■ **REQUEST**:
Each line should be copied exactly.

■ **MATERIAL FOR THE TASK**:
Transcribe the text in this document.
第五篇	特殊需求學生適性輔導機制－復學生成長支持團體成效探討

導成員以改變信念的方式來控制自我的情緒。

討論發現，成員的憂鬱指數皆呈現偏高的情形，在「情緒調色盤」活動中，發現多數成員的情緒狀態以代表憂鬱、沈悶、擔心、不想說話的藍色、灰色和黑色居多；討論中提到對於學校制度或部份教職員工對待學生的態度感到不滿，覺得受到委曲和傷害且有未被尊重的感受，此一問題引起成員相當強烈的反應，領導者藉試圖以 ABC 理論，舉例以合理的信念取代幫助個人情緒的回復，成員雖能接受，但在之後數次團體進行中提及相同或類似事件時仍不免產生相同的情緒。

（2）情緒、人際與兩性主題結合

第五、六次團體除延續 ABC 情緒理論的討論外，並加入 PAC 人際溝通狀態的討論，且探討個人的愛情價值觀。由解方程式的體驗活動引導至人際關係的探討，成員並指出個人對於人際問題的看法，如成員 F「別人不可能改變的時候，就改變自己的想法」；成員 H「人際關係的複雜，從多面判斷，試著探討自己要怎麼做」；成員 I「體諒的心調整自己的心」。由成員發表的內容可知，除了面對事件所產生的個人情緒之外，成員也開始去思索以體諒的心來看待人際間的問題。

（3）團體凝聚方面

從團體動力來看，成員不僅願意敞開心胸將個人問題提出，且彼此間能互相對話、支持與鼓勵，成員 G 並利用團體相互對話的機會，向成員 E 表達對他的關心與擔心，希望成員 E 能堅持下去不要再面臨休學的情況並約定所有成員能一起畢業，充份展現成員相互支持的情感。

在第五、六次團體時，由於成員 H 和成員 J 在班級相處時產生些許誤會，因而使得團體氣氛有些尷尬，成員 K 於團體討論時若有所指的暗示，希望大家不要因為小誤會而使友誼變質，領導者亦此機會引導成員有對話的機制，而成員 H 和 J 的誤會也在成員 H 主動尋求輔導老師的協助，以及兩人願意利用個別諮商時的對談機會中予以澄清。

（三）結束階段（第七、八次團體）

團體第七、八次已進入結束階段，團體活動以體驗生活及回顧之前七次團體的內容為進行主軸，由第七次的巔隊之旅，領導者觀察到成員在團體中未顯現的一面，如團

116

■ **SOLUTION TO THE EXERCISE**:
Transcribe the text in this document.
第五篇	特殊需求學生適性輔導機制－復學生成長支持團體成效探討

導成員以改變信念的方式來控制自我的情緒。

討論發現，成員的憂鬱指數皆呈現偏高的情形，在「情緒調色盤」活動中，發現多數成員的情緒狀態以代表憂鬱、沈悶、擔心、不想說話的藍色、灰色和黑色居多；討論中提到對於學校制度或部份教職員工對待學生的態度感到不滿，覺得受到委曲和傷害且有未被尊重的感受，此一問題引起成員相當強烈的反應，領導者藉試圖以 ABC 理論，舉例以合理的信念取代幫助個人情緒的回復，成員雖能接受，但在之後數次團體進行中提及相同或類似事件時仍不免產生相同的情緒。

（2）情緒、人際與兩性主題結合

第五、六次團體除延續 ABC 情緒理論的討論外，並加入 PAC 人際溝通狀態的討論，且探討個人的愛情價值觀。由解方程式的體驗活動引導至人際關係的探討，成員並指出個人對於人際問題的看法，如成員 F「別人不可能改變的時候，就改變自己的想法」；成員 H「人際關係的複雜，從多面判斷，試著探討自己要怎麼做」；成員 I「體諒的心調整自己的心」。由成員發表的內容可知，除了面對事件所產生的個人情緒之外，成員也開始去思索以體諒的心來看待人際間的問題。

（3）團體凝聚方面

從團體動力來看，成員不僅願意敞開心胸將個人問題提出，且彼此間能互相對話、支持與鼓勵，成員 G 並利用團體相互對話的機會，向成員 E 表達對他的關心與擔心，希望成員 E 能堅持下去不要再面臨休學的情況並約定所有成員能一起畢業，充份展現成員相互支持的情感。

在第五、六次團體時，由於成員 H 和成員 J 在班級相處時產生些許誤會，因而使得團體氣氛有些尷尬，成員 K 於團體討論時若有所指的暗示，希望大家不要因為小誤會而使友誼變質，領導者亦此機會引導成員有對話的機制，而成員 H 和 J 的誤會也在成員 H 主動尋求輔導老師的協助，以及兩人願意利用個別諮商時的對談機會中予以澄清。

（三）結束階段（第七、八次團體）

團體第七、八次已進入結束階段，團體活動以體驗生活及回顧之前七次團體的內容為進行主軸，由第七次的巔隊之旅，領導者觀察到成員在團體中未顯現的一面，如團

116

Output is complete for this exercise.